═══ Source data
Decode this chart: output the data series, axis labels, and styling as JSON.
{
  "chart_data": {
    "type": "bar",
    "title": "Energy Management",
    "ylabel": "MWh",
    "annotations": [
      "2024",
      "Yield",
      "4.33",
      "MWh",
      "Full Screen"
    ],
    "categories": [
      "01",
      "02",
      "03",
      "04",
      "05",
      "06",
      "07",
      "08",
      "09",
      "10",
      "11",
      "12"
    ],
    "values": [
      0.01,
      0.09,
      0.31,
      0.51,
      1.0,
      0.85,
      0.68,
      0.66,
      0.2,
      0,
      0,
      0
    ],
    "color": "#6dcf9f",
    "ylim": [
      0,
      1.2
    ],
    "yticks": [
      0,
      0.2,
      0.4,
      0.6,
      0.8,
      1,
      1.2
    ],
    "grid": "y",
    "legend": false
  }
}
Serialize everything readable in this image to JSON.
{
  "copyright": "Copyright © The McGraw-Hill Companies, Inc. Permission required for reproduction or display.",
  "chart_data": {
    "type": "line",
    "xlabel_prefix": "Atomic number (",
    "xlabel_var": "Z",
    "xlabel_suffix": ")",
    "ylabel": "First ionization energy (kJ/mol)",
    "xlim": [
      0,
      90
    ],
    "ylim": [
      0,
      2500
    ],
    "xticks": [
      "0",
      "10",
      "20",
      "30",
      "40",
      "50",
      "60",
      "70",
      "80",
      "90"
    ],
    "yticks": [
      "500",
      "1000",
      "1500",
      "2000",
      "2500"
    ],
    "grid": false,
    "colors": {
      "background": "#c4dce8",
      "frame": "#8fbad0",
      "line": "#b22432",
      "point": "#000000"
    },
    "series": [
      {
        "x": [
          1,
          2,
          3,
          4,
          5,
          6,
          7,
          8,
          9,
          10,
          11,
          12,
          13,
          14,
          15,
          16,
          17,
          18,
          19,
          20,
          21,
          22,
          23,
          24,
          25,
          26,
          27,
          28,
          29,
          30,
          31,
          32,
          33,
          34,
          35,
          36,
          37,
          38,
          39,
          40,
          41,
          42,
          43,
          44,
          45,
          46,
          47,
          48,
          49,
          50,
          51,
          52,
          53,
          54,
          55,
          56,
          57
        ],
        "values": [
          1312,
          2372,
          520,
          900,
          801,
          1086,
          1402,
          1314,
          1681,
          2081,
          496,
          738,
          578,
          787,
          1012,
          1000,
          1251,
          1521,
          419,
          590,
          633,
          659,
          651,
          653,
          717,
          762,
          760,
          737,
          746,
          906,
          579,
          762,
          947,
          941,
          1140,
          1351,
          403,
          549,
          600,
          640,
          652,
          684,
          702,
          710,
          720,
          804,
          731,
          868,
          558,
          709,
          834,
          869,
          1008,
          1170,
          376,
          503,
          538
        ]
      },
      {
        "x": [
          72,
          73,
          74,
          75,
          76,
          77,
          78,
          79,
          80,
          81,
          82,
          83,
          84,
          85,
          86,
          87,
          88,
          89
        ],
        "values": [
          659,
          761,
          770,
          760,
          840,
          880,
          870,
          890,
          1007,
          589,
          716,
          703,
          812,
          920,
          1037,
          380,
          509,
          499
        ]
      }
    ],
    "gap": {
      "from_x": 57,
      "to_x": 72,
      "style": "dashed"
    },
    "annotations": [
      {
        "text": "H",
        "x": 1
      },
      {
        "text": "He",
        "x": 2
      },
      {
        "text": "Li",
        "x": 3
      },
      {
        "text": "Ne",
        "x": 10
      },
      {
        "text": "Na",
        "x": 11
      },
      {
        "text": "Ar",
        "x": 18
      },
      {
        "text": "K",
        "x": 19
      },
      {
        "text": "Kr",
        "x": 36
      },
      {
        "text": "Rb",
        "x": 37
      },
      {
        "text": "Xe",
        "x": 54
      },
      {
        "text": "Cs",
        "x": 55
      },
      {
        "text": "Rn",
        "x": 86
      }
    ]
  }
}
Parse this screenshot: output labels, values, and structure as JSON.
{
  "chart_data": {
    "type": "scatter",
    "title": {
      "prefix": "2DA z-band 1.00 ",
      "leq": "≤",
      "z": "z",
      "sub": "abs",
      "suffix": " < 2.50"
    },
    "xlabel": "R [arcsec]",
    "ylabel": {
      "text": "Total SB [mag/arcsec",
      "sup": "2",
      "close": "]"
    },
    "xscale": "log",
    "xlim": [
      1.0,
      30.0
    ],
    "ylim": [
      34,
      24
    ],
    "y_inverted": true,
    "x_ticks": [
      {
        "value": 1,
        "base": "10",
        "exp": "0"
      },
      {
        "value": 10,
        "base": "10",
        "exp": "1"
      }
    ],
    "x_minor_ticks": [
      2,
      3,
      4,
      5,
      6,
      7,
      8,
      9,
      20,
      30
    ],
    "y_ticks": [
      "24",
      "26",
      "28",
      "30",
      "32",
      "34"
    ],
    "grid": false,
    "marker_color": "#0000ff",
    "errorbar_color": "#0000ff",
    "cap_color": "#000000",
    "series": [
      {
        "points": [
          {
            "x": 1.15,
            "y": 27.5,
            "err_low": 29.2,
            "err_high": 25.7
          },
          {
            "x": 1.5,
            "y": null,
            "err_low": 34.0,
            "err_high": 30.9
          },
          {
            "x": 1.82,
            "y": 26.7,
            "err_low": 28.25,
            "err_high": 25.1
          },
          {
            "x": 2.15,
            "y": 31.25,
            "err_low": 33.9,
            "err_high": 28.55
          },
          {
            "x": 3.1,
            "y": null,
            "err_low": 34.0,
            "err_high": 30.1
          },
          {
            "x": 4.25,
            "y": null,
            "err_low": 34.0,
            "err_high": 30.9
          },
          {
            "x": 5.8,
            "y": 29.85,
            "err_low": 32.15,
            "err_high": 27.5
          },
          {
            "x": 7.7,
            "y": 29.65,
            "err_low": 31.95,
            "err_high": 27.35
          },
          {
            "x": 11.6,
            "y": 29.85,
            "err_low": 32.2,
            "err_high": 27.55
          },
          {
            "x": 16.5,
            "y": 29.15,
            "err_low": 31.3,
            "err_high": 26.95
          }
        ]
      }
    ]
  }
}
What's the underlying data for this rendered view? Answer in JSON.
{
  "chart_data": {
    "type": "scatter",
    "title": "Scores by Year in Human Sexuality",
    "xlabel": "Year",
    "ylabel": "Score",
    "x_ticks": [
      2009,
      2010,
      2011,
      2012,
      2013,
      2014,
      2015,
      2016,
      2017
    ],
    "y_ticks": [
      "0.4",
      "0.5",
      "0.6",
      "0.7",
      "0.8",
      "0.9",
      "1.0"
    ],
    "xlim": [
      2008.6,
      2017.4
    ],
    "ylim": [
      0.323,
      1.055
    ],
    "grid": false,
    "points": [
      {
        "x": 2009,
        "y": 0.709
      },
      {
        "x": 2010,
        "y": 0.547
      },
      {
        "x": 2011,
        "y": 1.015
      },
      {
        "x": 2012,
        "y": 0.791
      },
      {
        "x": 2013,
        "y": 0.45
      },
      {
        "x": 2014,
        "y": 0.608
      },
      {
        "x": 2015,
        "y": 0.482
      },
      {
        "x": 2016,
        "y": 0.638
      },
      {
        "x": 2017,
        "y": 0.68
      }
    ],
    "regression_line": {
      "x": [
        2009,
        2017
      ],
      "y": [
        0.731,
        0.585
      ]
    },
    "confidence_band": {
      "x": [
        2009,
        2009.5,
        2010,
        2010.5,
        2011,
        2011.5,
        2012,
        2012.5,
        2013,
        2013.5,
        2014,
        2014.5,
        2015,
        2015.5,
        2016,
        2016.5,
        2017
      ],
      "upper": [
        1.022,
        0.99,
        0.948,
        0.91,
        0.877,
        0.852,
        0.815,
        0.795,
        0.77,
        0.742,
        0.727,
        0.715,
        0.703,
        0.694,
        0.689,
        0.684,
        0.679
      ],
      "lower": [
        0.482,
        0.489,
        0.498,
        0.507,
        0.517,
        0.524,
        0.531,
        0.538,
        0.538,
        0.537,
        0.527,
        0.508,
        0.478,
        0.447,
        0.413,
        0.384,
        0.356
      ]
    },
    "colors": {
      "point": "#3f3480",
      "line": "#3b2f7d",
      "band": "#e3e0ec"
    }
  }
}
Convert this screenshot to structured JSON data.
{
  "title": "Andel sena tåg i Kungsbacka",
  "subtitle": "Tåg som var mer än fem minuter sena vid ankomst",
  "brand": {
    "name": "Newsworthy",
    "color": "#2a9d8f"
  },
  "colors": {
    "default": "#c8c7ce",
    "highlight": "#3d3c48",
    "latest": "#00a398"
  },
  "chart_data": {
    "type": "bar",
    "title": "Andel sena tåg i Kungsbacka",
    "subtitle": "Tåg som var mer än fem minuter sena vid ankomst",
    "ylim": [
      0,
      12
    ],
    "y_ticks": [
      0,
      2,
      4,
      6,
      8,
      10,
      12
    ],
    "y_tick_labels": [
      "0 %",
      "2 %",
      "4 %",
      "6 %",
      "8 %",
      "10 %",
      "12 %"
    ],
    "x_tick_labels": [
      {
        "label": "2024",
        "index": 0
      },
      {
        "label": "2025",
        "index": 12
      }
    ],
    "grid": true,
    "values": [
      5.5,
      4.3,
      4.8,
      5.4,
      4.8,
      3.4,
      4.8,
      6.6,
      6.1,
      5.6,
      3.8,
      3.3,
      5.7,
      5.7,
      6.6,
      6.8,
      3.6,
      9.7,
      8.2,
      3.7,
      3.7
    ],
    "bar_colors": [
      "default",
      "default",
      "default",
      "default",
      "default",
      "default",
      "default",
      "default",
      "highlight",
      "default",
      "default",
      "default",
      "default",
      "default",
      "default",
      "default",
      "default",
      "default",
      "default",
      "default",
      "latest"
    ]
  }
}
══════
What the task requires:
Exactly reproduce the lines that run from the line with "Convert this screenshot" through the last line of the records, inclusive.

Solution below:
Convert this screenshot to structured JSON data.
{
  "title": "Andel sena tåg i Kungsbacka",
  "subtitle": "Tåg som var mer än fem minuter sena vid ankomst",
  "brand": {
    "name": "Newsworthy",
    "color": "#2a9d8f"
  },
  "colors": {
    "default": "#c8c7ce",
    "highlight": "#3d3c48",
    "latest": "#00a398"
  },
  "chart_data": {
    "type": "bar",
    "title": "Andel sena tåg i Kungsbacka",
    "subtitle": "Tåg som var mer än fem minuter sena vid ankomst",
    "ylim": [
      0,
      12
    ],
    "y_ticks": [
      0,
      2,
      4,
      6,
      8,
      10,
      12
    ],
    "y_tick_labels": [
      "0 %",
      "2 %",
      "4 %",
      "6 %",
      "8 %",
      "10 %",
      "12 %"
    ],
    "x_tick_labels": [
      {
        "label": "2024",
        "index": 0
      },
      {
        "label": "2025",
        "index": 12
      }
    ],
    "grid": true,
    "values": [
      5.5,
      4.3,
      4.8,
      5.4,
      4.8,
      3.4,
      4.8,
      6.6,
      6.1,
      5.6,
      3.8,
      3.3,
      5.7,
      5.7,
      6.6,
      6.8,
      3.6,
      9.7,
      8.2,
      3.7,
      3.7
    ],
    "bar_colors": [
      "default",
      "default",
      "default",
      "default",
      "default",
      "default",
      "default",
      "default",
      "highlight",
      "default",
      "default",
      "default",
      "default",
      "default",
      "default",
      "default",
      "default",
      "default",
      "default",
      "default",
      "latest"
    ]
  }
}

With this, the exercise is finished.